*Records provided*:
-- begin --
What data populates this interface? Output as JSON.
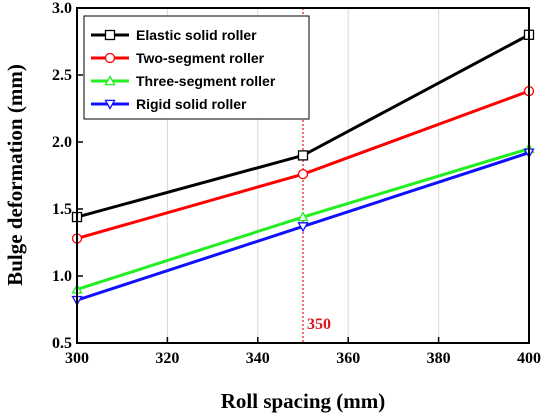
{
  "chart_data": {
    "type": "line",
    "title": "",
    "xlabel": "Roll spacing (mm)",
    "ylabel": "Bulge deformation (mm)",
    "xlim": [
      300,
      400
    ],
    "ylim": [
      0.5,
      3.0
    ],
    "x_ticks": [
      "300",
      "320",
      "340",
      "360",
      "380",
      "400"
    ],
    "y_ticks": [
      "0.5",
      "1.0",
      "1.5",
      "2.0",
      "2.5",
      "3.0"
    ],
    "grid": "vertical",
    "legend_position": "top-left",
    "x": [
      300,
      350,
      400
    ],
    "series": [
      {
        "name": "Elastic solid roller",
        "values": [
          1.44,
          1.9,
          2.8
        ],
        "color": "#000000",
        "marker": "square"
      },
      {
        "name": "Two-segment roller",
        "values": [
          1.28,
          1.76,
          2.38
        ],
        "color": "#ff0000",
        "marker": "circle"
      },
      {
        "name": "Three-segment roller",
        "values": [
          0.9,
          1.44,
          1.95
        ],
        "color": "#22ee22",
        "marker": "triangle-up"
      },
      {
        "name": "Rigid solid roller",
        "values": [
          0.82,
          1.37,
          1.92
        ],
        "color": "#1010ff",
        "marker": "triangle-down"
      }
    ],
    "annotation": {
      "x": 350,
      "label": "350",
      "color": "#e0141e",
      "style": "dotted vertical line"
    }
  }
}
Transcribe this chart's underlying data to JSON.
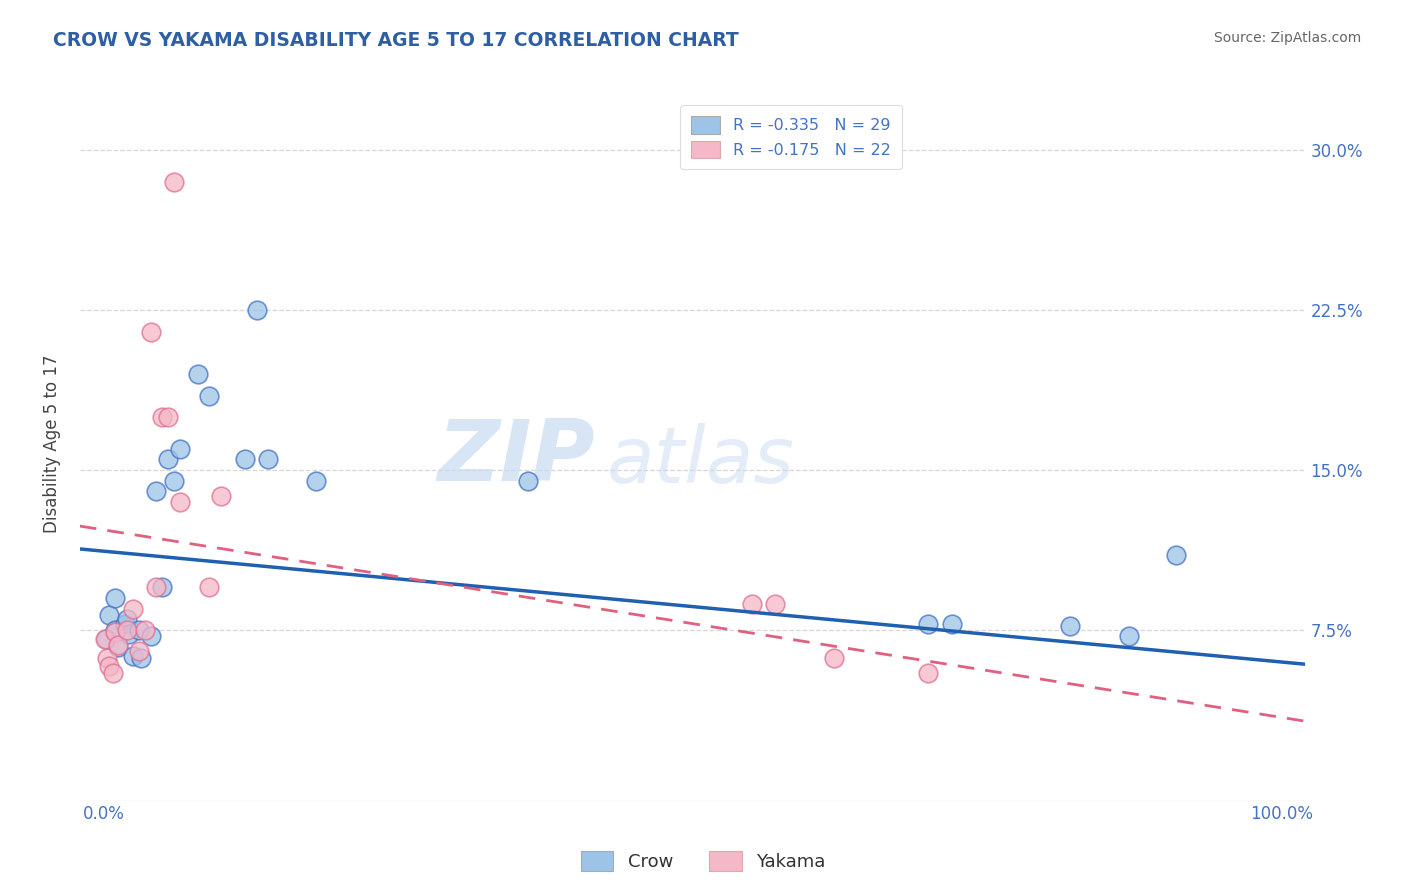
{
  "title": "CROW VS YAKAMA DISABILITY AGE 5 TO 17 CORRELATION CHART",
  "source": "Source: ZipAtlas.com",
  "ylabel": "Disability Age 5 to 17",
  "xlim": [
    -0.02,
    1.02
  ],
  "ylim": [
    -0.005,
    0.33
  ],
  "yticks": [
    0.075,
    0.15,
    0.225,
    0.3
  ],
  "ytick_labels": [
    "7.5%",
    "15.0%",
    "22.5%",
    "30.0%"
  ],
  "xtick_labels": [
    "0.0%",
    "100.0%"
  ],
  "title_color": "#2E5FA3",
  "axis_color": "#4472C4",
  "crow_color": "#9DC3E6",
  "crow_edge_color": "#4472C4",
  "yakama_color": "#F4B8C8",
  "yakama_edge_color": "#E07090",
  "crow_R": -0.335,
  "crow_N": 29,
  "yakama_R": -0.175,
  "yakama_N": 22,
  "crow_line_color": "#2060B0",
  "yakama_line_color": "#E06080",
  "crow_scatter_x": [
    0.002,
    0.005,
    0.01,
    0.01,
    0.012,
    0.018,
    0.02,
    0.022,
    0.025,
    0.03,
    0.032,
    0.04,
    0.045,
    0.05,
    0.055,
    0.06,
    0.065,
    0.08,
    0.09,
    0.12,
    0.13,
    0.14,
    0.18,
    0.36,
    0.7,
    0.72,
    0.82,
    0.87,
    0.91
  ],
  "crow_scatter_y": [
    0.071,
    0.082,
    0.075,
    0.09,
    0.067,
    0.078,
    0.08,
    0.073,
    0.063,
    0.075,
    0.062,
    0.072,
    0.14,
    0.095,
    0.155,
    0.145,
    0.16,
    0.195,
    0.185,
    0.155,
    0.225,
    0.155,
    0.145,
    0.145,
    0.078,
    0.078,
    0.077,
    0.072,
    0.11
  ],
  "yakama_scatter_x": [
    0.001,
    0.003,
    0.005,
    0.008,
    0.01,
    0.012,
    0.02,
    0.025,
    0.03,
    0.035,
    0.04,
    0.045,
    0.05,
    0.055,
    0.06,
    0.065,
    0.09,
    0.1,
    0.55,
    0.57,
    0.62,
    0.7
  ],
  "yakama_scatter_y": [
    0.071,
    0.062,
    0.058,
    0.055,
    0.074,
    0.068,
    0.075,
    0.085,
    0.065,
    0.075,
    0.215,
    0.095,
    0.175,
    0.175,
    0.285,
    0.135,
    0.095,
    0.138,
    0.087,
    0.087,
    0.062,
    0.055
  ],
  "watermark_zip": "ZIP",
  "watermark_atlas": "atlas",
  "background_color": "#ffffff",
  "grid_color": "#cccccc",
  "crow_line_intercept": 0.112,
  "crow_line_slope": -0.052,
  "yakama_line_intercept": 0.122,
  "yakama_line_slope": -0.088
}
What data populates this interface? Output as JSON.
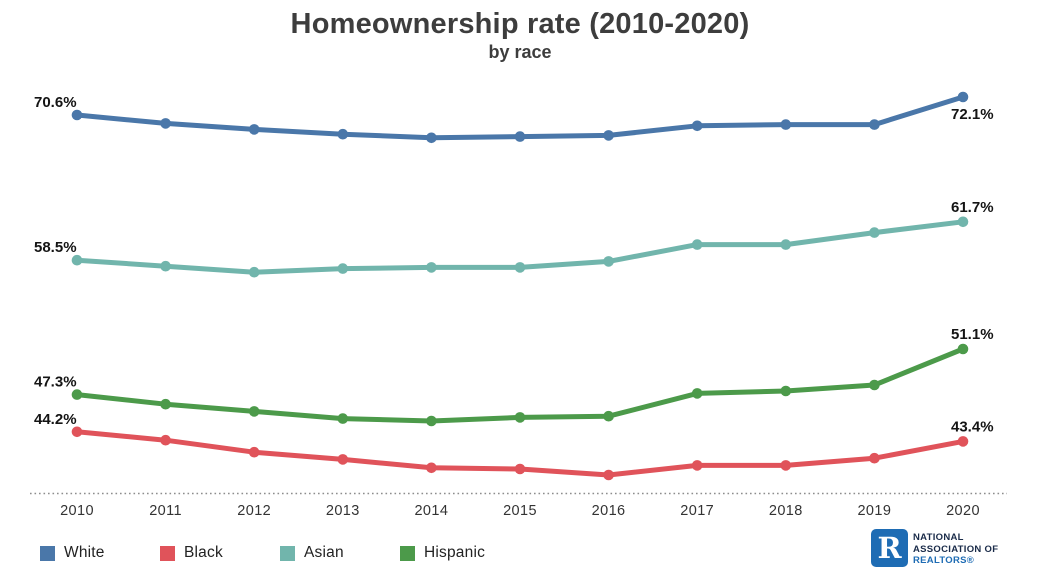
{
  "header": {
    "title": "Homeownership rate (2010-2020)",
    "subtitle": "by race"
  },
  "chart_data": {
    "type": "line",
    "title": "Homeownership rate (2010-2020)",
    "subtitle": "by race",
    "unit": "%",
    "categories": [
      "2010",
      "2011",
      "2012",
      "2013",
      "2014",
      "2015",
      "2016",
      "2017",
      "2018",
      "2019",
      "2020"
    ],
    "ylim": [
      40,
      74
    ],
    "grid": false,
    "y_axis_shown": false,
    "x_axis_style": "dotted",
    "legend_position": "bottom-left",
    "series": [
      {
        "name": "White",
        "color": "#4a77a9",
        "values": [
          70.6,
          69.9,
          69.4,
          69.0,
          68.7,
          68.8,
          68.9,
          69.7,
          69.8,
          69.8,
          72.1
        ],
        "start_label": "70.6%",
        "end_label": "72.1%",
        "end_label_placement": "below"
      },
      {
        "name": "Asian",
        "color": "#71b5ac",
        "values": [
          58.5,
          58.0,
          57.5,
          57.8,
          57.9,
          57.9,
          58.4,
          59.8,
          59.8,
          60.8,
          61.7
        ],
        "start_label": "58.5%",
        "end_label": "61.7%",
        "end_label_placement": "above"
      },
      {
        "name": "Hispanic",
        "color": "#4c9a4a",
        "values": [
          47.3,
          46.5,
          45.9,
          45.3,
          45.1,
          45.4,
          45.5,
          47.4,
          47.6,
          48.1,
          51.1
        ],
        "start_label": "47.3%",
        "end_label": "51.1%",
        "end_label_placement": "above"
      },
      {
        "name": "Black",
        "color": "#e0535a",
        "values": [
          44.2,
          43.5,
          42.5,
          41.9,
          41.2,
          41.1,
          40.6,
          41.4,
          41.4,
          42.0,
          43.4
        ],
        "start_label": "44.2%",
        "end_label": "43.4%",
        "end_label_placement": "above"
      }
    ]
  },
  "legend": {
    "items": [
      {
        "label": "White",
        "color": "#4a77a9"
      },
      {
        "label": "Black",
        "color": "#e0535a"
      },
      {
        "label": "Asian",
        "color": "#71b5ac"
      },
      {
        "label": "Hispanic",
        "color": "#4c9a4a"
      }
    ]
  },
  "footer_logo": {
    "square_letter": "R",
    "line1": "NATIONAL",
    "line2": "ASSOCIATION OF",
    "line3": "REALTORS®",
    "navy": "#1a2b49",
    "blue": "#1e6cb4"
  }
}
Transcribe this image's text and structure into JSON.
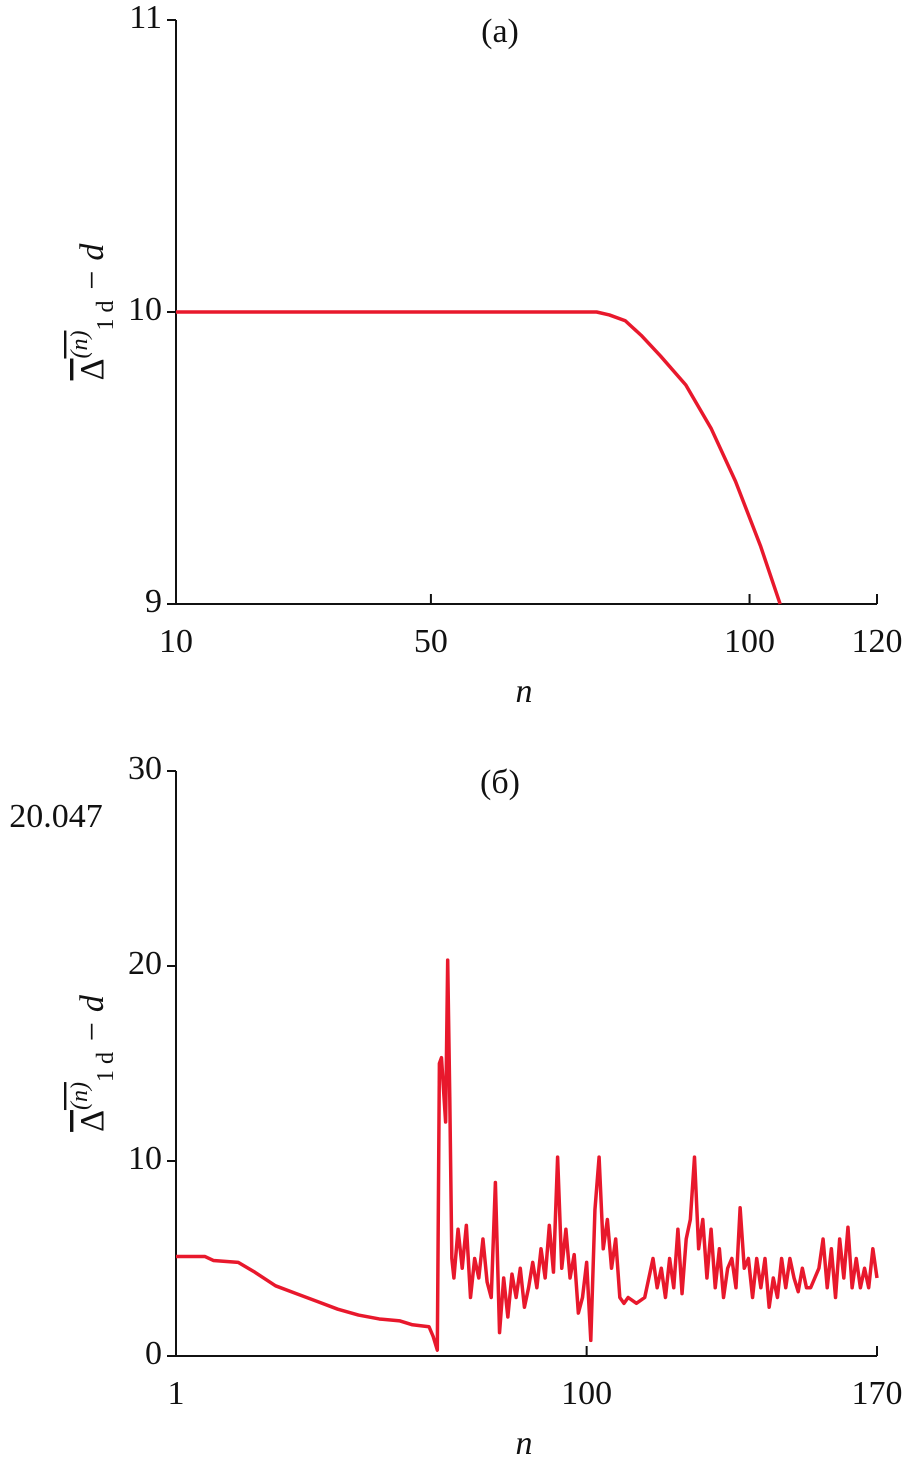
-- end --
Pull out each line holding the string "triangle".

        "marker": "triangle-up"
        "marker": "triangle-down"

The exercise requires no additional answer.